> [Input]
━━━

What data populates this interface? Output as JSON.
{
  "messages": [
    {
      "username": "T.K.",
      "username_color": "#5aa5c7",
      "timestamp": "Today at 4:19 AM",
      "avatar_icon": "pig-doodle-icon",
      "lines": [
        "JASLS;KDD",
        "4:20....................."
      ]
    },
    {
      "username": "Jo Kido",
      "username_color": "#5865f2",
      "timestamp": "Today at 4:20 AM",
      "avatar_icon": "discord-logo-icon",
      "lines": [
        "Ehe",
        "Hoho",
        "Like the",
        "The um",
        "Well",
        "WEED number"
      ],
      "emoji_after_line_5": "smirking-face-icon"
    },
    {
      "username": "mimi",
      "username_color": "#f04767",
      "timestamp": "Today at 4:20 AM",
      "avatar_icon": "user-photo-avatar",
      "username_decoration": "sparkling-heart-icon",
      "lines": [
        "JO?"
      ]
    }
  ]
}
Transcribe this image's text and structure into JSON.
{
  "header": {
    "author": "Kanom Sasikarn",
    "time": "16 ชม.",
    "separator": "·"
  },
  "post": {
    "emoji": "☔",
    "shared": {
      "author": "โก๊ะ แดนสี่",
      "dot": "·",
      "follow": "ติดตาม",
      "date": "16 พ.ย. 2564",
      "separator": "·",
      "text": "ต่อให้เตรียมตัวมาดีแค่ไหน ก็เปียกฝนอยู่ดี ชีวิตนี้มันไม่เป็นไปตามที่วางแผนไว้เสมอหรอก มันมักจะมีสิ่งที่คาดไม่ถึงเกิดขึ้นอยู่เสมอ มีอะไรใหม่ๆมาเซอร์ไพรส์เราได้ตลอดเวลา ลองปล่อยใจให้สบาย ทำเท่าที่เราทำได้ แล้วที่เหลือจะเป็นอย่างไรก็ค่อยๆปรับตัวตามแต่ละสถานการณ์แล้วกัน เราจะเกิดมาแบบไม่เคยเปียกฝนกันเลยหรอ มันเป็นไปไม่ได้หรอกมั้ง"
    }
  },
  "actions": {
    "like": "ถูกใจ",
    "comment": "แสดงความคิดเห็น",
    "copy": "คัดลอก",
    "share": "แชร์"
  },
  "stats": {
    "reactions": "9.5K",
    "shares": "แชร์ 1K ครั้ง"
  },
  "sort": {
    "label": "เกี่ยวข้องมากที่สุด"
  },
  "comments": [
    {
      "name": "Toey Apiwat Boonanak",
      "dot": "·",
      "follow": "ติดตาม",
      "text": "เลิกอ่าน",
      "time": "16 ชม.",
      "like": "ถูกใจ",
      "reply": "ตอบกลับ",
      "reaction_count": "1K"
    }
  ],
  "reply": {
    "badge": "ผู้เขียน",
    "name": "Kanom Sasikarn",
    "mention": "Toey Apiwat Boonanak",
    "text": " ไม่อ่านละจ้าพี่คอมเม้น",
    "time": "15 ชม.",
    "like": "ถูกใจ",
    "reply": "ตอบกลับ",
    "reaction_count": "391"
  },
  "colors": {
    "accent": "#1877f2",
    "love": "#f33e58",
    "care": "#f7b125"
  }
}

━━━

> [Goal of the exercise] Quote all of the entries verbatim.

> [Result of the task]
What data populates this interface? Output as JSON.
{
  "messages": [
    {
      "username": "T.K.",
      "username_color": "#5aa5c7",
      "timestamp": "Today at 4:19 AM",
      "avatar_icon": "pig-doodle-icon",
      "lines": [
        "JASLS;KDD",
        "4:20....................."
      ]
    },
    {
      "username": "Jo Kido",
      "username_color": "#5865f2",
      "timestamp": "Today at 4:20 AM",
      "avatar_icon": "discord-logo-icon",
      "lines": [
        "Ehe",
        "Hoho",
        "Like the",
        "The um",
        "Well",
        "WEED number"
      ],
      "emoji_after_line_5": "smirking-face-icon"
    },
    {
      "username": "mimi",
      "username_color": "#f04767",
      "timestamp": "Today at 4:20 AM",
      "avatar_icon": "user-photo-avatar",
      "username_decoration": "sparkling-heart-icon",
      "lines": [
        "JO?"
      ]
    }
  ]
}
Transcribe this image's text and structure into JSON.
{
  "header": {
    "author": "Kanom Sasikarn",
    "time": "16 ชม.",
    "separator": "·"
  },
  "post": {
    "emoji": "☔",
    "shared": {
      "author": "โก๊ะ แดนสี่",
      "dot": "·",
      "follow": "ติดตาม",
      "date": "16 พ.ย. 2564",
      "separator": "·",
      "text": "ต่อให้เตรียมตัวมาดีแค่ไหน ก็เปียกฝนอยู่ดี ชีวิตนี้มันไม่เป็นไปตามที่วางแผนไว้เสมอหรอก มันมักจะมีสิ่งที่คาดไม่ถึงเกิดขึ้นอยู่เสมอ มีอะไรใหม่ๆมาเซอร์ไพรส์เราได้ตลอดเวลา ลองปล่อยใจให้สบาย ทำเท่าที่เราทำได้ แล้วที่เหลือจะเป็นอย่างไรก็ค่อยๆปรับตัวตามแต่ละสถานการณ์แล้วกัน เราจะเกิดมาแบบไม่เคยเปียกฝนกันเลยหรอ มันเป็นไปไม่ได้หรอกมั้ง"
    }
  },
  "actions": {
    "like": "ถูกใจ",
    "comment": "แสดงความคิดเห็น",
    "copy": "คัดลอก",
    "share": "แชร์"
  },
  "stats": {
    "reactions": "9.5K",
    "shares": "แชร์ 1K ครั้ง"
  },
  "sort": {
    "label": "เกี่ยวข้องมากที่สุด"
  },
  "comments": [
    {
      "name": "Toey Apiwat Boonanak",
      "dot": "·",
      "follow": "ติดตาม",
      "text": "เลิกอ่าน",
      "time": "16 ชม.",
      "like": "ถูกใจ",
      "reply": "ตอบกลับ",
      "reaction_count": "1K"
    }
  ],
  "reply": {
    "badge": "ผู้เขียน",
    "name": "Kanom Sasikarn",
    "mention": "Toey Apiwat Boonanak",
    "text": " ไม่อ่านละจ้าพี่คอมเม้น",
    "time": "15 ชม.",
    "like": "ถูกใจ",
    "reply": "ตอบกลับ",
    "reaction_count": "391"
  },
  "colors": {
    "accent": "#1877f2",
    "love": "#f33e58",
    "care": "#f7b125"
  }
}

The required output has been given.